───── Entries provided ─────
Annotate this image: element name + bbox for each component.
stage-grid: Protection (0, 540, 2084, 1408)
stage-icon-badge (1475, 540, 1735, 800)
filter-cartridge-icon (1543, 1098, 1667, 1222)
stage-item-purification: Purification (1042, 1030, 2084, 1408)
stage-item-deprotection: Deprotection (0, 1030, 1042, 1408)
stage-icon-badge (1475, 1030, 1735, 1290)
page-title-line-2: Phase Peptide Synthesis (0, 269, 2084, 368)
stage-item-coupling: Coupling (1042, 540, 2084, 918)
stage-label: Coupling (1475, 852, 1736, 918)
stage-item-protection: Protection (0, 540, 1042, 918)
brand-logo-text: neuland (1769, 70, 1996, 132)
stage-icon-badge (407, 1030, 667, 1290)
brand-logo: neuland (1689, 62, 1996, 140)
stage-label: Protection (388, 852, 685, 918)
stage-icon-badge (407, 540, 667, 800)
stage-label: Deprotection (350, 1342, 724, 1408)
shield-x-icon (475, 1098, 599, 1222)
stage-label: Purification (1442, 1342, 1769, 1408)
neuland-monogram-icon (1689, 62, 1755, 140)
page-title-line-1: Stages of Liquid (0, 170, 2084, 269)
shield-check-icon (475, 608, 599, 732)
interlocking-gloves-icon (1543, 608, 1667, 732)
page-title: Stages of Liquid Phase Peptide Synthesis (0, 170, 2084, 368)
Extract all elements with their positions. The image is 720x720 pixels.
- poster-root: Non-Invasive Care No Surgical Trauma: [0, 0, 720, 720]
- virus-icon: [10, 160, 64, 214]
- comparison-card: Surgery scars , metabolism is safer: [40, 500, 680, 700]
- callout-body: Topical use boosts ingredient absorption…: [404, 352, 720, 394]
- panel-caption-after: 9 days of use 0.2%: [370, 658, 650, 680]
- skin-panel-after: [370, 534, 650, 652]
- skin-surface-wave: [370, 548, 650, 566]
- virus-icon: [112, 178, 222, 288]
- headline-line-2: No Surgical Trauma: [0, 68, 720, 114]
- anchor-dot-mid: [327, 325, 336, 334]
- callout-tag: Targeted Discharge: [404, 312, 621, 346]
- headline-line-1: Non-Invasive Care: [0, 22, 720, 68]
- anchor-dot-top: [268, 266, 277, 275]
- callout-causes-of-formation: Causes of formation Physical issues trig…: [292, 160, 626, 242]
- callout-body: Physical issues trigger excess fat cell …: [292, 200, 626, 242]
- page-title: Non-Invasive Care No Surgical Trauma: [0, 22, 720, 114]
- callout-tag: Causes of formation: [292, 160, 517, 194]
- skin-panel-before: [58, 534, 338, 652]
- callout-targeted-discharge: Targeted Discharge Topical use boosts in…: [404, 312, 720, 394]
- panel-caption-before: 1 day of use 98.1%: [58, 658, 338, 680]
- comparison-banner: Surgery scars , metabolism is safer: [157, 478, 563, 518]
─────
* [Directions]: Please reproduce all of the entries above exactly as they appear.

* [Output of the exercise]:
Annotate this image: element name + bbox for each component.
stage-grid: Protection (0, 540, 2084, 1408)
stage-icon-badge (1475, 540, 1735, 800)
filter-cartridge-icon (1543, 1098, 1667, 1222)
stage-item-purification: Purification (1042, 1030, 2084, 1408)
stage-item-deprotection: Deprotection (0, 1030, 1042, 1408)
stage-icon-badge (1475, 1030, 1735, 1290)
page-title-line-2: Phase Peptide Synthesis (0, 269, 2084, 368)
stage-item-coupling: Coupling (1042, 540, 2084, 918)
stage-label: Coupling (1475, 852, 1736, 918)
stage-item-protection: Protection (0, 540, 1042, 918)
brand-logo-text: neuland (1769, 70, 1996, 132)
stage-icon-badge (407, 1030, 667, 1290)
brand-logo: neuland (1689, 62, 1996, 140)
stage-label: Protection (388, 852, 685, 918)
stage-icon-badge (407, 540, 667, 800)
stage-label: Deprotection (350, 1342, 724, 1408)
shield-x-icon (475, 1098, 599, 1222)
stage-label: Purification (1442, 1342, 1769, 1408)
neuland-monogram-icon (1689, 62, 1755, 140)
page-title-line-1: Stages of Liquid (0, 170, 2084, 269)
shield-check-icon (475, 608, 599, 732)
interlocking-gloves-icon (1543, 608, 1667, 732)
page-title: Stages of Liquid Phase Peptide Synthesis (0, 170, 2084, 368)
Extract all elements with their positions. The image is 720x720 pixels.
- poster-root: Non-Invasive Care No Surgical Trauma: [0, 0, 720, 720]
- virus-icon: [10, 160, 64, 214]
- comparison-card: Surgery scars , metabolism is safer: [40, 500, 680, 700]
- callout-body: Topical use boosts ingredient absorption…: [404, 352, 720, 394]
- panel-caption-after: 9 days of use 0.2%: [370, 658, 650, 680]
- skin-panel-after: [370, 534, 650, 652]
- skin-surface-wave: [370, 548, 650, 566]
- virus-icon: [112, 178, 222, 288]
- headline-line-2: No Surgical Trauma: [0, 68, 720, 114]
- anchor-dot-mid: [327, 325, 336, 334]
- callout-tag: Targeted Discharge: [404, 312, 621, 346]
- headline-line-1: Non-Invasive Care: [0, 22, 720, 68]
- anchor-dot-top: [268, 266, 277, 275]
- callout-causes-of-formation: Causes of formation Physical issues trig…: [292, 160, 626, 242]
- callout-body: Physical issues trigger excess fat cell …: [292, 200, 626, 242]
- page-title: Non-Invasive Care No Surgical Trauma: [0, 22, 720, 114]
- callout-tag: Causes of formation: [292, 160, 517, 194]
- skin-panel-before: [58, 534, 338, 652]
- callout-targeted-discharge: Targeted Discharge Topical use boosts in…: [404, 312, 720, 394]
- panel-caption-before: 1 day of use 98.1%: [58, 658, 338, 680]
- comparison-banner: Surgery scars , metabolism is safer: [157, 478, 563, 518]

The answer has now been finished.